Problem to work on |
Print every entry word for word, but omit the pictures.

::: Provided entries

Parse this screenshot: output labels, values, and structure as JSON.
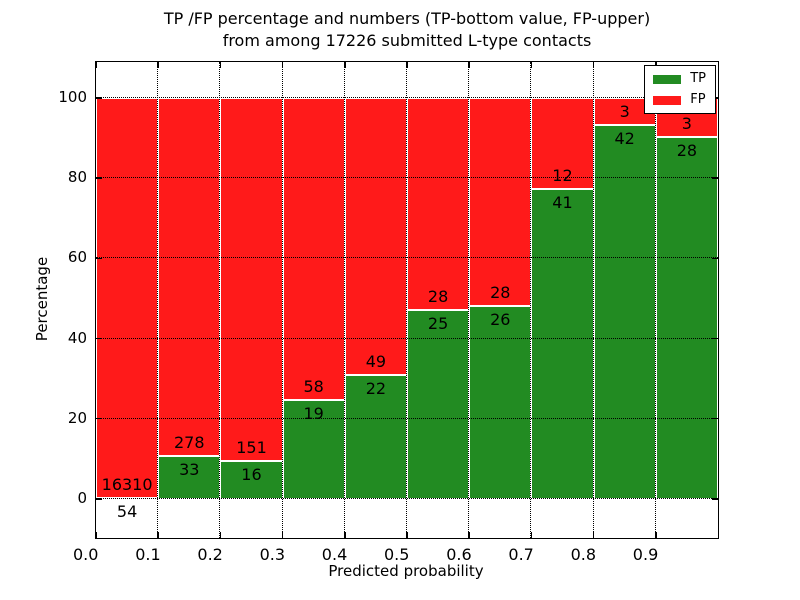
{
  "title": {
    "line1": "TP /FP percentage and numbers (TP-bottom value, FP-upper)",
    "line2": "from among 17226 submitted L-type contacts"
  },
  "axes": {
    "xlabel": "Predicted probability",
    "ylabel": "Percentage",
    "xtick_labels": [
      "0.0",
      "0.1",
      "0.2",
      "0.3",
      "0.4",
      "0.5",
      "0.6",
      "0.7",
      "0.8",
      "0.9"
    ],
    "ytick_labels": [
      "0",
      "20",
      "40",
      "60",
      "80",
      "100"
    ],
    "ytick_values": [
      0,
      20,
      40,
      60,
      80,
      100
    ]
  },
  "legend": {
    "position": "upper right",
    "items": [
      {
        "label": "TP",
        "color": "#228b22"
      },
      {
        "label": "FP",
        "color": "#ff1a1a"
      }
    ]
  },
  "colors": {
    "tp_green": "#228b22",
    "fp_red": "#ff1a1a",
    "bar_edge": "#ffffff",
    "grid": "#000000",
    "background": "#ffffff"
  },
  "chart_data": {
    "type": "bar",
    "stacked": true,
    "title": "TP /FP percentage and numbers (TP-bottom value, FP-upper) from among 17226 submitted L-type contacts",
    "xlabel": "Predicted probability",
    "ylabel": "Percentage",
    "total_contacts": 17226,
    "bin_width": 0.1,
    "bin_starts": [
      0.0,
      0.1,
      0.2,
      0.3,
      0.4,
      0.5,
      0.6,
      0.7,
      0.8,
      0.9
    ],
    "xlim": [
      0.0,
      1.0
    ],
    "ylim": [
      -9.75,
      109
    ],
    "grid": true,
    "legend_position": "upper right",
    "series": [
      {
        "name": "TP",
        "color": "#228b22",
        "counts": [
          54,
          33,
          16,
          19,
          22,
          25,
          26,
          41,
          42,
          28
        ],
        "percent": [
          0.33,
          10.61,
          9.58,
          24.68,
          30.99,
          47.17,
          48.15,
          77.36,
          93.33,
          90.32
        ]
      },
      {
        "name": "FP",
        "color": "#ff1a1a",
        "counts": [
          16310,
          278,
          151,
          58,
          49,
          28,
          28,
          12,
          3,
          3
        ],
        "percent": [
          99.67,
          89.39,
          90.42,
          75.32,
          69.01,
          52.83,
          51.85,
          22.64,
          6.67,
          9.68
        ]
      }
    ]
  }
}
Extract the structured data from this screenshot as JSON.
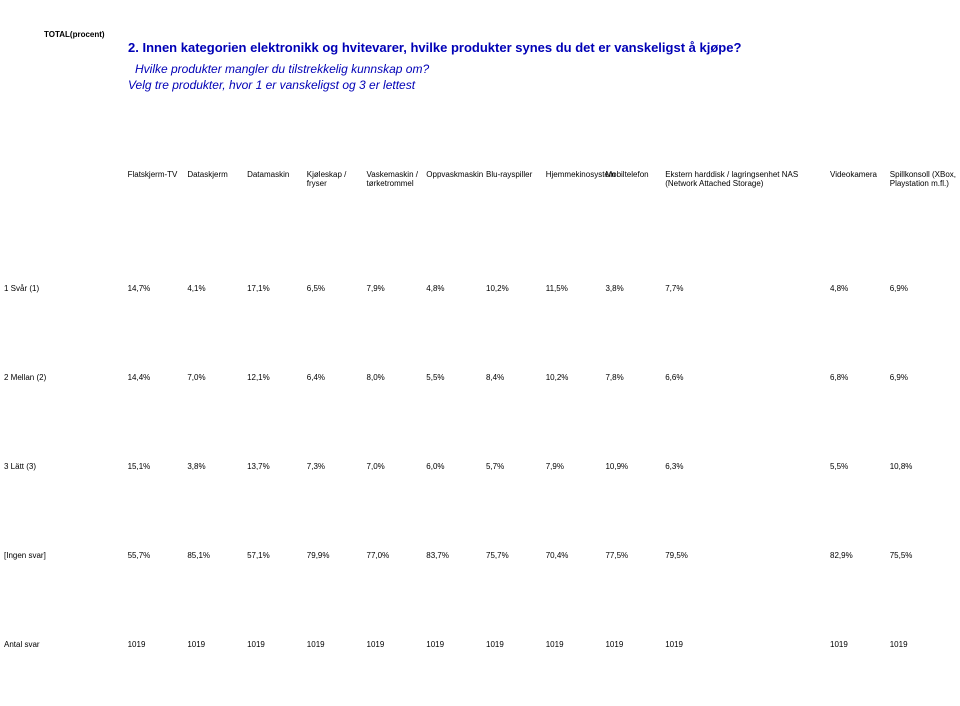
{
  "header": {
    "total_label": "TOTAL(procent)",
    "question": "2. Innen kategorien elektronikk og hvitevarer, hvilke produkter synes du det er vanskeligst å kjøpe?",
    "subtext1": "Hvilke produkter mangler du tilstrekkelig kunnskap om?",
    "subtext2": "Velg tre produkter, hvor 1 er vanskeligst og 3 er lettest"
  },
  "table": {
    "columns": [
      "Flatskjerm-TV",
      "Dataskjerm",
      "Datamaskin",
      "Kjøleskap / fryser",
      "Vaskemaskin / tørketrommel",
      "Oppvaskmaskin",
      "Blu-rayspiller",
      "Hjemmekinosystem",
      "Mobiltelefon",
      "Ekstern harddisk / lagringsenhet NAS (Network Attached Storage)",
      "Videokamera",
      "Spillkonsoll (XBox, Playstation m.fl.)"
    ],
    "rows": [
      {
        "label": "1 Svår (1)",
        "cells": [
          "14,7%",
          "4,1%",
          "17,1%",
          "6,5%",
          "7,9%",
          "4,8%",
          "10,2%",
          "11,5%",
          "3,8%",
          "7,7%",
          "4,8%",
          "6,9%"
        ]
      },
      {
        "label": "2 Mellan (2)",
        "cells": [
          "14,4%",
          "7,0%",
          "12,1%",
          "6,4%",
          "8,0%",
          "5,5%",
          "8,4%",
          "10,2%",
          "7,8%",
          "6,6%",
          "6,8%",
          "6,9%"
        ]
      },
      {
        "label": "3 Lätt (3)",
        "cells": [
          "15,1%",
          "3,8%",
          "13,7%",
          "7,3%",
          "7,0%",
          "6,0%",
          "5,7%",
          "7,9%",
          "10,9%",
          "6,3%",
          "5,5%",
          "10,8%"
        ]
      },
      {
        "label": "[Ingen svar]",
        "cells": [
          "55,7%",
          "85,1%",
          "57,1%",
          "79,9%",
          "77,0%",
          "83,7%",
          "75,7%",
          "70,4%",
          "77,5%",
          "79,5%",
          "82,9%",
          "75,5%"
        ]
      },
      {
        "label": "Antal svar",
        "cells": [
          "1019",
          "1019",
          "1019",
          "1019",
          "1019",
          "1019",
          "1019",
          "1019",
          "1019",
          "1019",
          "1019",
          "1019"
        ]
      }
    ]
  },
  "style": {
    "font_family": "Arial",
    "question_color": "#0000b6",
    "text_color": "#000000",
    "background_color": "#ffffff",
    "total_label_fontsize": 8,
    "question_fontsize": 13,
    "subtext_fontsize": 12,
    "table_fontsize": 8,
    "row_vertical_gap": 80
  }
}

::::::

Output below |
Parse this screenshot: output labels, values, and structure as JSON.
{
  "title": {
    "line1": "TP /FP percentage and numbers (TP-bottom value, FP-upper)",
    "line2": "from among 17226 submitted L-type contacts"
  },
  "axes": {
    "xlabel": "Predicted probability",
    "ylabel": "Percentage",
    "xtick_labels": [
      "0.0",
      "0.1",
      "0.2",
      "0.3",
      "0.4",
      "0.5",
      "0.6",
      "0.7",
      "0.8",
      "0.9"
    ],
    "ytick_labels": [
      "0",
      "20",
      "40",
      "60",
      "80",
      "100"
    ],
    "ytick_values": [
      0,
      20,
      40,
      60,
      80,
      100
    ]
  },
  "legend": {
    "position": "upper right",
    "items": [
      {
        "label": "TP",
        "color": "#228b22"
      },
      {
        "label": "FP",
        "color": "#ff1a1a"
      }
    ]
  },
  "colors": {
    "tp_green": "#228b22",
    "fp_red": "#ff1a1a",
    "bar_edge": "#ffffff",
    "grid": "#000000",
    "background": "#ffffff"
  },
  "chart_data": {
    "type": "bar",
    "stacked": true,
    "title": "TP /FP percentage and numbers (TP-bottom value, FP-upper) from among 17226 submitted L-type contacts",
    "xlabel": "Predicted probability",
    "ylabel": "Percentage",
    "total_contacts": 17226,
    "bin_width": 0.1,
    "bin_starts": [
      0.0,
      0.1,
      0.2,
      0.3,
      0.4,
      0.5,
      0.6,
      0.7,
      0.8,
      0.9
    ],
    "xlim": [
      0.0,
      1.0
    ],
    "ylim": [
      -9.75,
      109
    ],
    "grid": true,
    "legend_position": "upper right",
    "series": [
      {
        "name": "TP",
        "color": "#228b22",
        "counts": [
          54,
          33,
          16,
          19,
          22,
          25,
          26,
          41,
          42,
          28
        ],
        "percent": [
          0.33,
          10.61,
          9.58,
          24.68,
          30.99,
          47.17,
          48.15,
          77.36,
          93.33,
          90.32
        ]
      },
      {
        "name": "FP",
        "color": "#ff1a1a",
        "counts": [
          16310,
          278,
          151,
          58,
          49,
          28,
          28,
          12,
          3,
          3
        ],
        "percent": [
          99.67,
          89.39,
          90.42,
          75.32,
          69.01,
          52.83,
          51.85,
          22.64,
          6.67,
          9.68
        ]
      }
    ]
  }
}
Extract the structured data from this screenshot as JSON.
{
  "header": {
    "total_label": "TOTAL(procent)",
    "question": "2. Innen kategorien elektronikk og hvitevarer, hvilke produkter synes du det er vanskeligst å kjøpe?",
    "subtext1": "Hvilke produkter mangler du tilstrekkelig kunnskap om?",
    "subtext2": "Velg tre produkter, hvor 1 er vanskeligst og 3 er lettest"
  },
  "table": {
    "columns": [
      "Flatskjerm-TV",
      "Dataskjerm",
      "Datamaskin",
      "Kjøleskap / fryser",
      "Vaskemaskin / tørketrommel",
      "Oppvaskmaskin",
      "Blu-rayspiller",
      "Hjemmekinosystem",
      "Mobiltelefon",
      "Ekstern harddisk / lagringsenhet NAS (Network Attached Storage)",
      "Videokamera",
      "Spillkonsoll (XBox, Playstation m.fl.)"
    ],
    "rows": [
      {
        "label": "1 Svår (1)",
        "cells": [
          "14,7%",
          "4,1%",
          "17,1%",
          "6,5%",
          "7,9%",
          "4,8%",
          "10,2%",
          "11,5%",
          "3,8%",
          "7,7%",
          "4,8%",
          "6,9%"
        ]
      },
      {
        "label": "2 Mellan (2)",
        "cells": [
          "14,4%",
          "7,0%",
          "12,1%",
          "6,4%",
          "8,0%",
          "5,5%",
          "8,4%",
          "10,2%",
          "7,8%",
          "6,6%",
          "6,8%",
          "6,9%"
        ]
      },
      {
        "label": "3 Lätt (3)",
        "cells": [
          "15,1%",
          "3,8%",
          "13,7%",
          "7,3%",
          "7,0%",
          "6,0%",
          "5,7%",
          "7,9%",
          "10,9%",
          "6,3%",
          "5,5%",
          "10,8%"
        ]
      },
      {
        "label": "[Ingen svar]",
        "cells": [
          "55,7%",
          "85,1%",
          "57,1%",
          "79,9%",
          "77,0%",
          "83,7%",
          "75,7%",
          "70,4%",
          "77,5%",
          "79,5%",
          "82,9%",
          "75,5%"
        ]
      },
      {
        "label": "Antal svar",
        "cells": [
          "1019",
          "1019",
          "1019",
          "1019",
          "1019",
          "1019",
          "1019",
          "1019",
          "1019",
          "1019",
          "1019",
          "1019"
        ]
      }
    ]
  },
  "style": {
    "font_family": "Arial",
    "question_color": "#0000b6",
    "text_color": "#000000",
    "background_color": "#ffffff",
    "total_label_fontsize": 8,
    "question_fontsize": 13,
    "subtext_fontsize": 12,
    "table_fontsize": 8,
    "row_vertical_gap": 80
  }
}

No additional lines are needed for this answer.